[Start Exercise inputs]

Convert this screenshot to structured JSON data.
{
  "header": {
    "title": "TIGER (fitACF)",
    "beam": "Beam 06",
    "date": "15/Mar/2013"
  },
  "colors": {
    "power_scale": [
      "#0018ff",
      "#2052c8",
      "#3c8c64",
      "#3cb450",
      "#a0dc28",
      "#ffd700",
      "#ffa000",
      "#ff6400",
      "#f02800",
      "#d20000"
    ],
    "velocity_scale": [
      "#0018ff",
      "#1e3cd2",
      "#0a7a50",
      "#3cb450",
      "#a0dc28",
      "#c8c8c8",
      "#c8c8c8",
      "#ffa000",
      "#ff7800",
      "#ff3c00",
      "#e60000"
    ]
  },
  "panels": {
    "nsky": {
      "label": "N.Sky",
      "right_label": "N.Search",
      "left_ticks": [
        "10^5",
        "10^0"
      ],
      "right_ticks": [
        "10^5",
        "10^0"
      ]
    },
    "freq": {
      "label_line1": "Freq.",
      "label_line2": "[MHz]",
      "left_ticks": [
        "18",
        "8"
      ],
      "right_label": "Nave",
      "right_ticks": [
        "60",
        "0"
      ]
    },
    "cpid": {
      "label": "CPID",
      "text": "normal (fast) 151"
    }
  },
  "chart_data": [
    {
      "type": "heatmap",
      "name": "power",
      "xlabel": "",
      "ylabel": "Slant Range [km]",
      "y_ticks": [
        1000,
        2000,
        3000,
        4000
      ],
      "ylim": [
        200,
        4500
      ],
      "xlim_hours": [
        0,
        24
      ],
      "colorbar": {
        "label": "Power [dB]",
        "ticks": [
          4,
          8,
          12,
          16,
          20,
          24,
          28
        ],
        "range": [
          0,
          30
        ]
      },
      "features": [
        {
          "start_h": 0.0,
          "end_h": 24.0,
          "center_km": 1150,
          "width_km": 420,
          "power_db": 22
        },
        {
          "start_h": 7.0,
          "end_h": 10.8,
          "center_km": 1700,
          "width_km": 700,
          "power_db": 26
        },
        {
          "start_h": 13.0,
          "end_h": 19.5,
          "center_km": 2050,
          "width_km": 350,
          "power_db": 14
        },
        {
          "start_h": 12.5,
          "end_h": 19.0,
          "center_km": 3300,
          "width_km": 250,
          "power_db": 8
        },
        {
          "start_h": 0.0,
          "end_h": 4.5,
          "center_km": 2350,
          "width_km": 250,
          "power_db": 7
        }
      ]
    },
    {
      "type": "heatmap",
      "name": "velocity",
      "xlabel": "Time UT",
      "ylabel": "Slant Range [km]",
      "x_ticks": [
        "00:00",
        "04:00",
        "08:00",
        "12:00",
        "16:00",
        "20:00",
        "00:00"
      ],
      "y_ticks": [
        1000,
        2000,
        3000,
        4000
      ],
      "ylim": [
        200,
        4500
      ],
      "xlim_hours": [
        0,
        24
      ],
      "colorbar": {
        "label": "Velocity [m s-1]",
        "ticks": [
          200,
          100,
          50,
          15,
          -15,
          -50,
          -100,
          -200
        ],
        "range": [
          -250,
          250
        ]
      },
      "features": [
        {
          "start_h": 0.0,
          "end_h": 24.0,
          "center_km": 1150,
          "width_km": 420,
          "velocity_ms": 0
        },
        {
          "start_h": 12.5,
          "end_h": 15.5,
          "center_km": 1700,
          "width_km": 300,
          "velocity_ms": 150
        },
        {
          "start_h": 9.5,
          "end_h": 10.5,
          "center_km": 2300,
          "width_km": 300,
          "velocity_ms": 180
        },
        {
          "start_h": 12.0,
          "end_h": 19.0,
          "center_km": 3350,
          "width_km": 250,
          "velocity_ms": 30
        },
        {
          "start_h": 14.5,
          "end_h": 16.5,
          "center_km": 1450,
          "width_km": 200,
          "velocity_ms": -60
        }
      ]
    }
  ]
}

[End Exercise inputs]

Your task is to output the full set of records exactly as presented.

__Correct output__:
Convert this screenshot to structured JSON data.
{
  "header": {
    "title": "TIGER (fitACF)",
    "beam": "Beam 06",
    "date": "15/Mar/2013"
  },
  "colors": {
    "power_scale": [
      "#0018ff",
      "#2052c8",
      "#3c8c64",
      "#3cb450",
      "#a0dc28",
      "#ffd700",
      "#ffa000",
      "#ff6400",
      "#f02800",
      "#d20000"
    ],
    "velocity_scale": [
      "#0018ff",
      "#1e3cd2",
      "#0a7a50",
      "#3cb450",
      "#a0dc28",
      "#c8c8c8",
      "#c8c8c8",
      "#ffa000",
      "#ff7800",
      "#ff3c00",
      "#e60000"
    ]
  },
  "panels": {
    "nsky": {
      "label": "N.Sky",
      "right_label": "N.Search",
      "left_ticks": [
        "10^5",
        "10^0"
      ],
      "right_ticks": [
        "10^5",
        "10^0"
      ]
    },
    "freq": {
      "label_line1": "Freq.",
      "label_line2": "[MHz]",
      "left_ticks": [
        "18",
        "8"
      ],
      "right_label": "Nave",
      "right_ticks": [
        "60",
        "0"
      ]
    },
    "cpid": {
      "label": "CPID",
      "text": "normal (fast) 151"
    }
  },
  "chart_data": [
    {
      "type": "heatmap",
      "name": "power",
      "xlabel": "",
      "ylabel": "Slant Range [km]",
      "y_ticks": [
        1000,
        2000,
        3000,
        4000
      ],
      "ylim": [
        200,
        4500
      ],
      "xlim_hours": [
        0,
        24
      ],
      "colorbar": {
        "label": "Power [dB]",
        "ticks": [
          4,
          8,
          12,
          16,
          20,
          24,
          28
        ],
        "range": [
          0,
          30
        ]
      },
      "features": [
        {
          "start_h": 0.0,
          "end_h": 24.0,
          "center_km": 1150,
          "width_km": 420,
          "power_db": 22
        },
        {
          "start_h": 7.0,
          "end_h": 10.8,
          "center_km": 1700,
          "width_km": 700,
          "power_db": 26
        },
        {
          "start_h": 13.0,
          "end_h": 19.5,
          "center_km": 2050,
          "width_km": 350,
          "power_db": 14
        },
        {
          "start_h": 12.5,
          "end_h": 19.0,
          "center_km": 3300,
          "width_km": 250,
          "power_db": 8
        },
        {
          "start_h": 0.0,
          "end_h": 4.5,
          "center_km": 2350,
          "width_km": 250,
          "power_db": 7
        }
      ]
    },
    {
      "type": "heatmap",
      "name": "velocity",
      "xlabel": "Time UT",
      "ylabel": "Slant Range [km]",
      "x_ticks": [
        "00:00",
        "04:00",
        "08:00",
        "12:00",
        "16:00",
        "20:00",
        "00:00"
      ],
      "y_ticks": [
        1000,
        2000,
        3000,
        4000
      ],
      "ylim": [
        200,
        4500
      ],
      "xlim_hours": [
        0,
        24
      ],
      "colorbar": {
        "label": "Velocity [m s-1]",
        "ticks": [
          200,
          100,
          50,
          15,
          -15,
          -50,
          -100,
          -200
        ],
        "range": [
          -250,
          250
        ]
      },
      "features": [
        {
          "start_h": 0.0,
          "end_h": 24.0,
          "center_km": 1150,
          "width_km": 420,
          "velocity_ms": 0
        },
        {
          "start_h": 12.5,
          "end_h": 15.5,
          "center_km": 1700,
          "width_km": 300,
          "velocity_ms": 150
        },
        {
          "start_h": 9.5,
          "end_h": 10.5,
          "center_km": 2300,
          "width_km": 300,
          "velocity_ms": 180
        },
        {
          "start_h": 12.0,
          "end_h": 19.0,
          "center_km": 3350,
          "width_km": 250,
          "velocity_ms": 30
        },
        {
          "start_h": 14.5,
          "end_h": 16.5,
          "center_km": 1450,
          "width_km": 200,
          "velocity_ms": -60
        }
      ]
    }
  ]
}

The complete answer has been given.